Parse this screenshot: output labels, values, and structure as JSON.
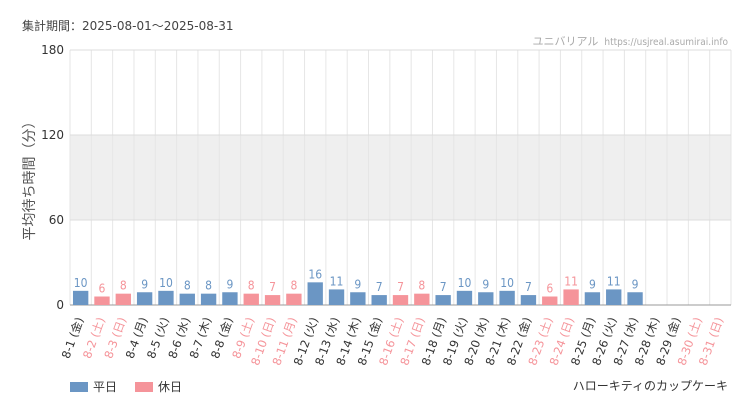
{
  "header": {
    "period": "集計期間：2025-08-01～2025-08-31",
    "site_name": "ユニバリアル",
    "site_url": "https://usjreal.asumirai.info"
  },
  "footer": {
    "attraction": "ハローキティのカップケーキ"
  },
  "colors": {
    "weekday": "#6b96c4",
    "holiday": "#f5949a",
    "band": "#efefef"
  },
  "chart_data": {
    "type": "bar",
    "ylabel": "平均待ち時間（分）",
    "ylim": [
      0,
      180
    ],
    "yticks": [
      0,
      60,
      120,
      180
    ],
    "grid": true,
    "legend": [
      {
        "name": "平日",
        "kind": "weekday"
      },
      {
        "name": "休日",
        "kind": "holiday"
      }
    ],
    "legend_position": "bottom-left",
    "categories": [
      "8-1 (金)",
      "8-2 (土)",
      "8-3 (日)",
      "8-4 (月)",
      "8-5 (火)",
      "8-6 (水)",
      "8-7 (木)",
      "8-8 (金)",
      "8-9 (土)",
      "8-10 (日)",
      "8-11 (月)",
      "8-12 (火)",
      "8-13 (水)",
      "8-14 (木)",
      "8-15 (金)",
      "8-16 (土)",
      "8-17 (日)",
      "8-18 (月)",
      "8-19 (火)",
      "8-20 (水)",
      "8-21 (木)",
      "8-22 (金)",
      "8-23 (土)",
      "8-24 (日)",
      "8-25 (月)",
      "8-26 (火)",
      "8-27 (水)",
      "8-28 (木)",
      "8-29 (金)",
      "8-30 (土)",
      "8-31 (日)"
    ],
    "holiday": [
      false,
      true,
      true,
      false,
      false,
      false,
      false,
      false,
      true,
      true,
      true,
      false,
      false,
      false,
      false,
      true,
      true,
      false,
      false,
      false,
      false,
      false,
      true,
      true,
      false,
      false,
      false,
      false,
      false,
      true,
      true
    ],
    "values": [
      10,
      6,
      8,
      9,
      10,
      8,
      8,
      9,
      8,
      7,
      8,
      16,
      11,
      9,
      7,
      7,
      8,
      7,
      10,
      9,
      10,
      7,
      6,
      11,
      9,
      11,
      9,
      null,
      null,
      null,
      null
    ]
  }
}
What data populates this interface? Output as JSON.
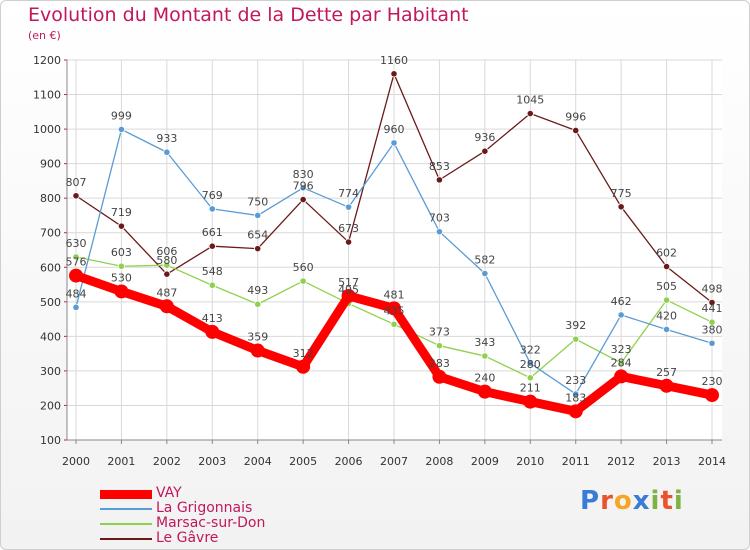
{
  "header": {
    "title": "Evolution du Montant de la Dette par Habitant",
    "subtitle": "(en €)"
  },
  "logo": {
    "letters": [
      "P",
      "r",
      "o",
      "x",
      "i",
      "t",
      "i"
    ],
    "colors": [
      "#3a7bd5",
      "#e8542b",
      "#f5a623",
      "#3a7bd5",
      "#7cb342",
      "#e8542b",
      "#7cb342"
    ]
  },
  "chart_data": {
    "type": "line",
    "x": [
      "2000",
      "2001",
      "2002",
      "2003",
      "2004",
      "2005",
      "2006",
      "2007",
      "2008",
      "2009",
      "2010",
      "2011",
      "2012",
      "2013",
      "2014"
    ],
    "ylim": [
      100,
      1200
    ],
    "yticks": [
      "100",
      "200",
      "300",
      "400",
      "500",
      "600",
      "700",
      "800",
      "900",
      "1000",
      "1100",
      "1200"
    ],
    "grid": true,
    "legend_position": "bottom-left",
    "series": [
      {
        "name": "VAY",
        "color": "#ff0000",
        "values": [
          576,
          530,
          487,
          413,
          359,
          312,
          517,
          481,
          283,
          240,
          211,
          183,
          284,
          257,
          230
        ],
        "labels": [
          "576",
          "530",
          "487",
          "413",
          "359",
          "312",
          "517",
          "481",
          "283",
          "240",
          "211",
          "183",
          "284",
          "257",
          "230"
        ]
      },
      {
        "name": "La Grigonnais",
        "color": "#5b9bd5",
        "values": [
          484,
          999,
          933,
          769,
          750,
          830,
          774,
          960,
          703,
          582,
          322,
          233,
          462,
          420,
          380
        ],
        "labels": [
          "484",
          "999",
          "933",
          "769",
          "750",
          "830",
          "774",
          "960",
          "703",
          "582",
          "322",
          "233",
          "462",
          "420",
          "380"
        ]
      },
      {
        "name": "Marsac-sur-Don",
        "color": "#8fd14f",
        "values": [
          630,
          603,
          606,
          548,
          493,
          560,
          495,
          435,
          373,
          343,
          280,
          392,
          323,
          505,
          441
        ],
        "labels": [
          "630",
          "603",
          "606",
          "548",
          "493",
          "560",
          "495",
          "435",
          "373",
          "343",
          "280",
          "392",
          "323",
          "505",
          "441"
        ]
      },
      {
        "name": "Le Gâvre",
        "color": "#6b1a1a",
        "values": [
          807,
          719,
          580,
          661,
          654,
          796,
          673,
          1160,
          853,
          936,
          1045,
          996,
          775,
          602,
          498
        ],
        "labels": [
          "807",
          "719",
          "580",
          "661",
          "654",
          "796",
          "673",
          "1160",
          "853",
          "936",
          "1045",
          "996",
          "775",
          "602",
          "498"
        ]
      }
    ]
  }
}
########################################
## Required work:
Skipping the pictures, transcribe each line above exactly as it appears.

## Written answer:
Parse this screenshot: output labels, values, and structure as JSON.
{
  "header": {
    "period": "集計期間：2025-08-01～2025-08-31",
    "site_name": "ユニバリアル",
    "site_url": "https://usjreal.asumirai.info"
  },
  "footer": {
    "attraction": "ハローキティのカップケーキ"
  },
  "colors": {
    "weekday": "#6b96c4",
    "holiday": "#f5949a",
    "band": "#efefef"
  },
  "chart_data": {
    "type": "bar",
    "ylabel": "平均待ち時間（分）",
    "ylim": [
      0,
      180
    ],
    "yticks": [
      0,
      60,
      120,
      180
    ],
    "grid": true,
    "legend": [
      {
        "name": "平日",
        "kind": "weekday"
      },
      {
        "name": "休日",
        "kind": "holiday"
      }
    ],
    "legend_position": "bottom-left",
    "categories": [
      "8-1 (金)",
      "8-2 (土)",
      "8-3 (日)",
      "8-4 (月)",
      "8-5 (火)",
      "8-6 (水)",
      "8-7 (木)",
      "8-8 (金)",
      "8-9 (土)",
      "8-10 (日)",
      "8-11 (月)",
      "8-12 (火)",
      "8-13 (水)",
      "8-14 (木)",
      "8-15 (金)",
      "8-16 (土)",
      "8-17 (日)",
      "8-18 (月)",
      "8-19 (火)",
      "8-20 (水)",
      "8-21 (木)",
      "8-22 (金)",
      "8-23 (土)",
      "8-24 (日)",
      "8-25 (月)",
      "8-26 (火)",
      "8-27 (水)",
      "8-28 (木)",
      "8-29 (金)",
      "8-30 (土)",
      "8-31 (日)"
    ],
    "holiday": [
      false,
      true,
      true,
      false,
      false,
      false,
      false,
      false,
      true,
      true,
      true,
      false,
      false,
      false,
      false,
      true,
      true,
      false,
      false,
      false,
      false,
      false,
      true,
      true,
      false,
      false,
      false,
      false,
      false,
      true,
      true
    ],
    "values": [
      10,
      6,
      8,
      9,
      10,
      8,
      8,
      9,
      8,
      7,
      8,
      16,
      11,
      9,
      7,
      7,
      8,
      7,
      10,
      9,
      10,
      7,
      6,
      11,
      9,
      11,
      9,
      null,
      null,
      null,
      null
    ]
  }
}
What data populates this interface? Output as JSON.
{
  "header": {
    "title": "Evolution du Montant de la Dette par Habitant",
    "subtitle": "(en €)"
  },
  "logo": {
    "letters": [
      "P",
      "r",
      "o",
      "x",
      "i",
      "t",
      "i"
    ],
    "colors": [
      "#3a7bd5",
      "#e8542b",
      "#f5a623",
      "#3a7bd5",
      "#7cb342",
      "#e8542b",
      "#7cb342"
    ]
  },
  "chart_data": {
    "type": "line",
    "x": [
      "2000",
      "2001",
      "2002",
      "2003",
      "2004",
      "2005",
      "2006",
      "2007",
      "2008",
      "2009",
      "2010",
      "2011",
      "2012",
      "2013",
      "2014"
    ],
    "ylim": [
      100,
      1200
    ],
    "yticks": [
      "100",
      "200",
      "300",
      "400",
      "500",
      "600",
      "700",
      "800",
      "900",
      "1000",
      "1100",
      "1200"
    ],
    "grid": true,
    "legend_position": "bottom-left",
    "series": [
      {
        "name": "VAY",
        "color": "#ff0000",
        "values": [
          576,
          530,
          487,
          413,
          359,
          312,
          517,
          481,
          283,
          240,
          211,
          183,
          284,
          257,
          230
        ],
        "labels": [
          "576",
          "530",
          "487",
          "413",
          "359",
          "312",
          "517",
          "481",
          "283",
          "240",
          "211",
          "183",
          "284",
          "257",
          "230"
        ]
      },
      {
        "name": "La Grigonnais",
        "color": "#5b9bd5",
        "values": [
          484,
          999,
          933,
          769,
          750,
          830,
          774,
          960,
          703,
          582,
          322,
          233,
          462,
          420,
          380
        ],
        "labels": [
          "484",
          "999",
          "933",
          "769",
          "750",
          "830",
          "774",
          "960",
          "703",
          "582",
          "322",
          "233",
          "462",
          "420",
          "380"
        ]
      },
      {
        "name": "Marsac-sur-Don",
        "color": "#8fd14f",
        "values": [
          630,
          603,
          606,
          548,
          493,
          560,
          495,
          435,
          373,
          343,
          280,
          392,
          323,
          505,
          441
        ],
        "labels": [
          "630",
          "603",
          "606",
          "548",
          "493",
          "560",
          "495",
          "435",
          "373",
          "343",
          "280",
          "392",
          "323",
          "505",
          "441"
        ]
      },
      {
        "name": "Le Gâvre",
        "color": "#6b1a1a",
        "values": [
          807,
          719,
          580,
          661,
          654,
          796,
          673,
          1160,
          853,
          936,
          1045,
          996,
          775,
          602,
          498
        ],
        "labels": [
          "807",
          "719",
          "580",
          "661",
          "654",
          "796",
          "673",
          "1160",
          "853",
          "936",
          "1045",
          "996",
          "775",
          "602",
          "498"
        ]
      }
    ]
  }
}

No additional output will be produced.